··· EXCERPTED DATA
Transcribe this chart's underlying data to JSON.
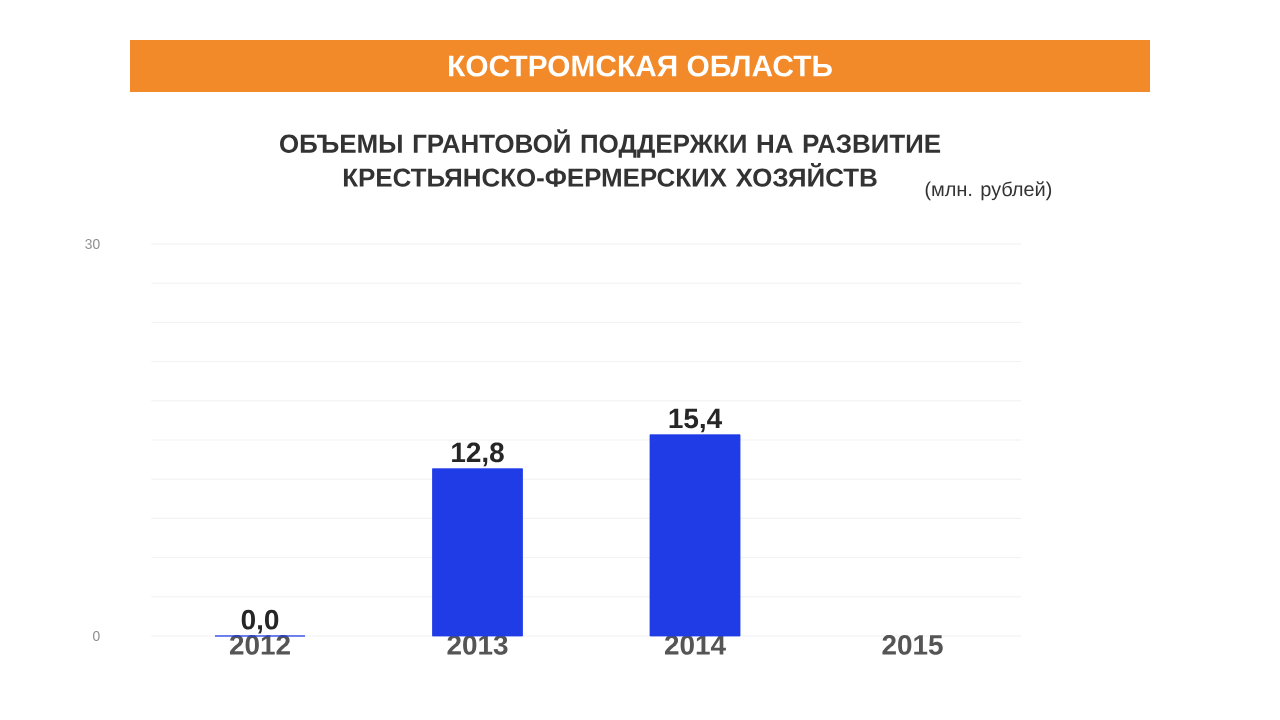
{
  "chart_data": {
    "type": "bar",
    "title": "КОСТРОМСКАЯ ОБЛАСТЬ",
    "subtitle": "ОБЪЕМЫ ГРАНТОВОЙ ПОДДЕРЖКИ НА РАЗВИТИЕ КРЕСТЬЯНСКО-ФЕРМЕРСКИХ ХОЗЯЙСТВ",
    "annotations": [
      "(млн. рублей)"
    ],
    "categories": [
      "2012",
      "2013",
      "2014",
      "2015"
    ],
    "values": [
      0.0,
      12.8,
      15.4,
      null
    ],
    "value_labels": [
      "0,0",
      "12,8",
      "15,4",
      null
    ],
    "color": "#1f3ce6",
    "ylim": [
      0,
      30
    ],
    "yticks": [
      0,
      {
        "value": 3,
        "label": null
      },
      {
        "value": 6,
        "label": null
      },
      {
        "value": 9,
        "label": null
      },
      {
        "value": 12,
        "label": null
      },
      {
        "value": 15,
        "label": null
      },
      {
        "value": 18,
        "label": null
      },
      {
        "value": 21,
        "label": null
      },
      {
        "value": 24,
        "label": null
      },
      {
        "value": 27,
        "label": null
      },
      30
    ],
    "grid": "y"
  }
}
······
■ EXERCISE ■
Transcribe the whole listing exactly. Pictures are excluded.

■ SOLUTION FOR THIS TASK ■
Transcribe this chart's underlying data to JSON.
{
  "chart_data": {
    "type": "bar",
    "title": "КОСТРОМСКАЯ ОБЛАСТЬ",
    "subtitle": "ОБЪЕМЫ ГРАНТОВОЙ ПОДДЕРЖКИ НА РАЗВИТИЕ КРЕСТЬЯНСКО-ФЕРМЕРСКИХ ХОЗЯЙСТВ",
    "annotations": [
      "(млн. рублей)"
    ],
    "categories": [
      "2012",
      "2013",
      "2014",
      "2015"
    ],
    "values": [
      0.0,
      12.8,
      15.4,
      null
    ],
    "value_labels": [
      "0,0",
      "12,8",
      "15,4",
      null
    ],
    "color": "#1f3ce6",
    "ylim": [
      0,
      30
    ],
    "yticks": [
      0,
      {
        "value": 3,
        "label": null
      },
      {
        "value": 6,
        "label": null
      },
      {
        "value": 9,
        "label": null
      },
      {
        "value": 12,
        "label": null
      },
      {
        "value": 15,
        "label": null
      },
      {
        "value": 18,
        "label": null
      },
      {
        "value": 21,
        "label": null
      },
      {
        "value": 24,
        "label": null
      },
      {
        "value": 27,
        "label": null
      },
      30
    ],
    "grid": "y"
  }
}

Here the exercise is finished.